▸ Task requirements: Review the listing and copy each line that holds the word "ОСНОВАНИЯ".

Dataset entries
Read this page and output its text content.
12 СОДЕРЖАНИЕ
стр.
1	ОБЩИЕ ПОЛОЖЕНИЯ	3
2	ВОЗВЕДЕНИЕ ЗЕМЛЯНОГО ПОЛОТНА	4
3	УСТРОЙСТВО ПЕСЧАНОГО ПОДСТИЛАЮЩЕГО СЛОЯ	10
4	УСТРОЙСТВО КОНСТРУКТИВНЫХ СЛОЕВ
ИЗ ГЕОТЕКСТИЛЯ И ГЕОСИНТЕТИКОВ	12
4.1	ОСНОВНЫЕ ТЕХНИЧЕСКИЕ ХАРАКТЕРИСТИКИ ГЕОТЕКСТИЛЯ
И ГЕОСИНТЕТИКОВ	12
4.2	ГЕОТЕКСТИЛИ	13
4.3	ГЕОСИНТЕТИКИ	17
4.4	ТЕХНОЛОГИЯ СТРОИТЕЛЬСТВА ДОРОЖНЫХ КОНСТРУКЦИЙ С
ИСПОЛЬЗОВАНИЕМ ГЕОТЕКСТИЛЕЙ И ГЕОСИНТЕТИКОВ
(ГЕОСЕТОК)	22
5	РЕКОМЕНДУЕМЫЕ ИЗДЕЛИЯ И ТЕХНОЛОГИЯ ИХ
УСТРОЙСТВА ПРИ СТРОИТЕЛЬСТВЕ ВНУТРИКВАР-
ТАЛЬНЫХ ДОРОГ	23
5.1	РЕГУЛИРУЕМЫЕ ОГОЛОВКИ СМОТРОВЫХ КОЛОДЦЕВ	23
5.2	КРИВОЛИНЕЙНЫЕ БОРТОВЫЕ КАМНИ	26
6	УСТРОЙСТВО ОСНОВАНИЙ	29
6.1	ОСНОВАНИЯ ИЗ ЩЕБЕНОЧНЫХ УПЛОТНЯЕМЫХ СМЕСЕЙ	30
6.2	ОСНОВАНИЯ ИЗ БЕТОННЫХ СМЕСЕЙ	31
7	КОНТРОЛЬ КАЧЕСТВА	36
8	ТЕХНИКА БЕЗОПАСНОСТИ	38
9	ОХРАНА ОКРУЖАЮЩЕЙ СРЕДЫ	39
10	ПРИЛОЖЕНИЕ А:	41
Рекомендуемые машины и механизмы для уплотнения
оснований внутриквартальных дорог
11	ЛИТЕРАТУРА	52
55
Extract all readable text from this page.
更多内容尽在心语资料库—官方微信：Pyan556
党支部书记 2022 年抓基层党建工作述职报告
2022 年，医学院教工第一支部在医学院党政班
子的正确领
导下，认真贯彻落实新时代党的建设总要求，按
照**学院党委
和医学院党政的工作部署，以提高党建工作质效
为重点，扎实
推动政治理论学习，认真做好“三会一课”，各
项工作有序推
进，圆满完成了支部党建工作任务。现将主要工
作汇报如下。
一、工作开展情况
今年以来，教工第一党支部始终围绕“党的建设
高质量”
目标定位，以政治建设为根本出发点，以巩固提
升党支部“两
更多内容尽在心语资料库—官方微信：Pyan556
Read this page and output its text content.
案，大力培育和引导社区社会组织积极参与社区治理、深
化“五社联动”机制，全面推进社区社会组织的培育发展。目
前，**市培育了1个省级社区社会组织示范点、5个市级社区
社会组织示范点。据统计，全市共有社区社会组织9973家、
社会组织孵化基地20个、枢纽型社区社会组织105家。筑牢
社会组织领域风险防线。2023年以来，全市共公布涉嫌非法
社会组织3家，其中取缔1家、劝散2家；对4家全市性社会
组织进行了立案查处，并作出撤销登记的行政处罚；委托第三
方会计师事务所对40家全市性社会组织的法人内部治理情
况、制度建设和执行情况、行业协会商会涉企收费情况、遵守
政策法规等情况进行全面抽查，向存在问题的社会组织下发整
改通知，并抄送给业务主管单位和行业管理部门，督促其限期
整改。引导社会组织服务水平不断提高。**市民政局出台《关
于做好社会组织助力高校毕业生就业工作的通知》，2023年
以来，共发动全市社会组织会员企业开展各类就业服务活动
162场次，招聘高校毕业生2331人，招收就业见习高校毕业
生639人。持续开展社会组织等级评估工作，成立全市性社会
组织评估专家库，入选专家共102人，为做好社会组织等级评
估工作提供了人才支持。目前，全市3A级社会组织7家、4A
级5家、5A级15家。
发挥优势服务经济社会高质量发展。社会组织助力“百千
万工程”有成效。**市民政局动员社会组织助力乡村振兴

▸ The response:
6.1	ОСНОВАНИЯ ИЗ ЩЕБЕНОЧНЫХ УПЛОТНЯЕМЫХ СМЕСЕЙ	30
6.2	ОСНОВАНИЯ ИЗ БЕТОННЫХ СМЕСЕЙ	31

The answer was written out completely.